(Items from a dataset)
◇ ◇ ◇
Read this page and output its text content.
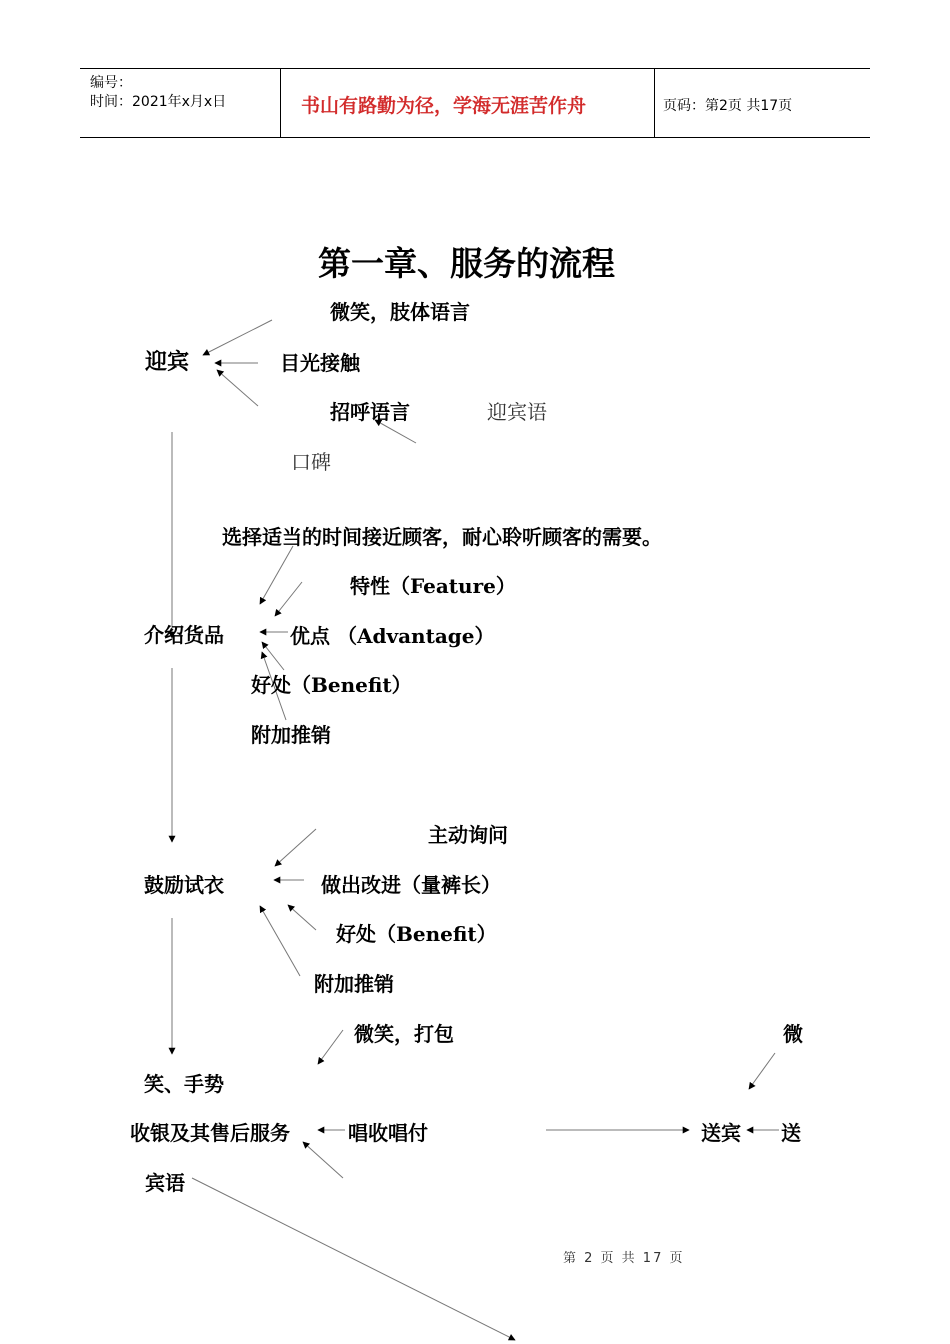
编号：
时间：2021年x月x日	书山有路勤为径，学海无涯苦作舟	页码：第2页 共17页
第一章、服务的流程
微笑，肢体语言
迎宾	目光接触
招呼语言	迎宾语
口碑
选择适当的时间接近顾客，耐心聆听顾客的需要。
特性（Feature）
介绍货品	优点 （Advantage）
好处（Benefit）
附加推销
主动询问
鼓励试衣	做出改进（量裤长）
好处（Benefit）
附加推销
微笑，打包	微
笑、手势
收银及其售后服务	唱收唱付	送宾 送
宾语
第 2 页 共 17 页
◇ ◇ ◇
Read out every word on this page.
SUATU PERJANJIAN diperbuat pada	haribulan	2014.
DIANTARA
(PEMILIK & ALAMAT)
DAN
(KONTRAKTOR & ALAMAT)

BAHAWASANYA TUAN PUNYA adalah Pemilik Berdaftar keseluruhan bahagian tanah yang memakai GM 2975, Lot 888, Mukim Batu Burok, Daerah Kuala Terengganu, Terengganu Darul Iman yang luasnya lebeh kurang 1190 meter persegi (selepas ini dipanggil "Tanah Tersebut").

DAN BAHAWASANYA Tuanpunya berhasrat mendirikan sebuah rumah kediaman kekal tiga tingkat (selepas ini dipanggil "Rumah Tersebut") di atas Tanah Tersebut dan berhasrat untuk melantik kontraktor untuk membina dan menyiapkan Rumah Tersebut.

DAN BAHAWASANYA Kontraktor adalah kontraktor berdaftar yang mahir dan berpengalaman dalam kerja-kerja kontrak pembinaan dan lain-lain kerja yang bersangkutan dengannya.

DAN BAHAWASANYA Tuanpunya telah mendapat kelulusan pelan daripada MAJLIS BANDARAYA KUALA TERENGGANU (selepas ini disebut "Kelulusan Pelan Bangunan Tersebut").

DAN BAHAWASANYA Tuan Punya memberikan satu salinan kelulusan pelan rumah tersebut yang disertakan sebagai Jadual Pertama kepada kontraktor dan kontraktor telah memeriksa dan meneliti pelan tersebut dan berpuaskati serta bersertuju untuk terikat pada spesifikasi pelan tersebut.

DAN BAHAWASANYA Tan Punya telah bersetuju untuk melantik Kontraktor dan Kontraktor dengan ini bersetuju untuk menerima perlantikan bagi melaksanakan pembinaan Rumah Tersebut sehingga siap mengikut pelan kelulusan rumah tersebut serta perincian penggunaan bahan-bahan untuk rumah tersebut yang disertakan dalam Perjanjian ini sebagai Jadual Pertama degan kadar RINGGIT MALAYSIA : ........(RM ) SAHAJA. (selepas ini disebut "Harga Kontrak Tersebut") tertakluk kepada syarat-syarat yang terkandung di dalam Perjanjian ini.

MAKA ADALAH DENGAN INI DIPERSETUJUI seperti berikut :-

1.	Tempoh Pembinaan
◇ ◇ ◇
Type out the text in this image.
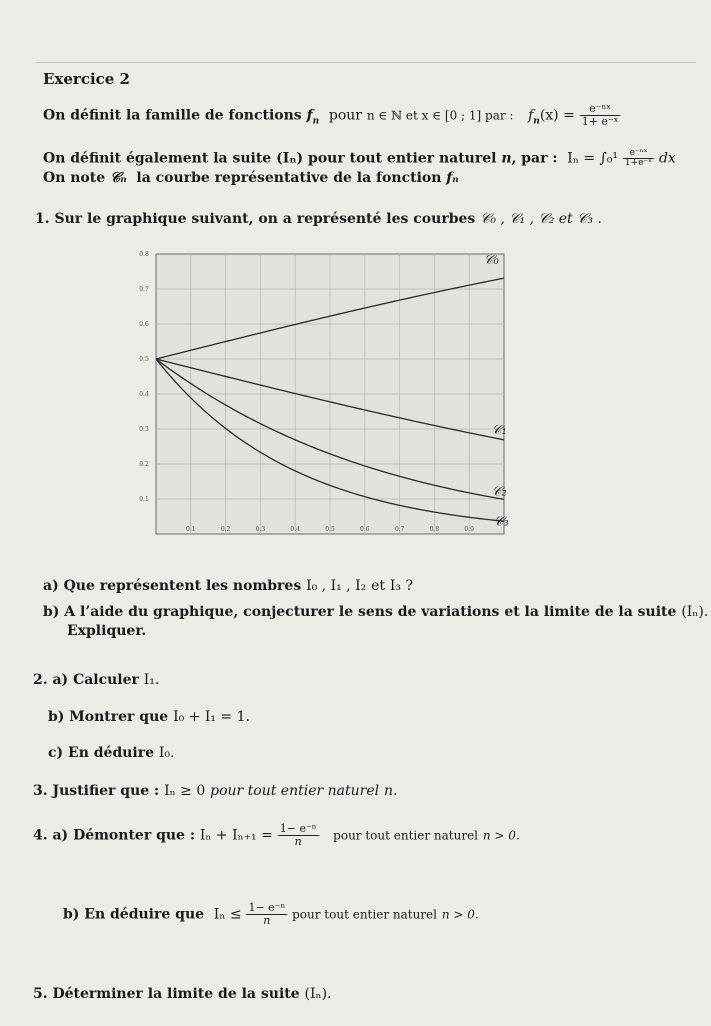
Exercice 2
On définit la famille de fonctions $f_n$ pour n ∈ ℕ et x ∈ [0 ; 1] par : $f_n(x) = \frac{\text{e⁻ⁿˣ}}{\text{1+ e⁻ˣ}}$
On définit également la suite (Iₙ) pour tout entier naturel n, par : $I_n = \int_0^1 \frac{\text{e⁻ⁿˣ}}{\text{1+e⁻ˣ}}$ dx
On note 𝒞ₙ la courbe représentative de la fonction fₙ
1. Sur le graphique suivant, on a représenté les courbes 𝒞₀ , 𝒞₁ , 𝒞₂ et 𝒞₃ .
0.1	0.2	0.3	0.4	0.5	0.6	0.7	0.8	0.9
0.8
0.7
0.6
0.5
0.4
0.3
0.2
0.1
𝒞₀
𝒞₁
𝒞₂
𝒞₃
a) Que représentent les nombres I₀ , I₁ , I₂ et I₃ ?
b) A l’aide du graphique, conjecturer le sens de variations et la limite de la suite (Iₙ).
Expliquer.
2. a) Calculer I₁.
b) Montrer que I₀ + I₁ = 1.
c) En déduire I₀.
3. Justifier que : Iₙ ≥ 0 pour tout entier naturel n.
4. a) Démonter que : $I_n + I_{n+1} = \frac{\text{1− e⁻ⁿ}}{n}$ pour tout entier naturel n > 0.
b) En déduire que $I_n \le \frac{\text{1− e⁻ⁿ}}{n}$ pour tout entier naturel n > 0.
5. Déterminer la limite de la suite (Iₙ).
◇ ◇ ◇
▸ Given task:
From the entries above, copy every line where the word "définit" shows up.

▸ Written response:
On définit la famille de fonctions $f_n$ pour n ∈ ℕ et x ∈ [0 ; 1] par : $f_n(x) = \frac{\text{e⁻ⁿˣ}}{\text{1+ e⁻ˣ}}$
On définit également la suite (Iₙ) pour tout entier naturel n, par : $I_n = \int_0^1 \frac{\text{e⁻ⁿˣ}}{\text{1+e⁻ˣ}}$ dx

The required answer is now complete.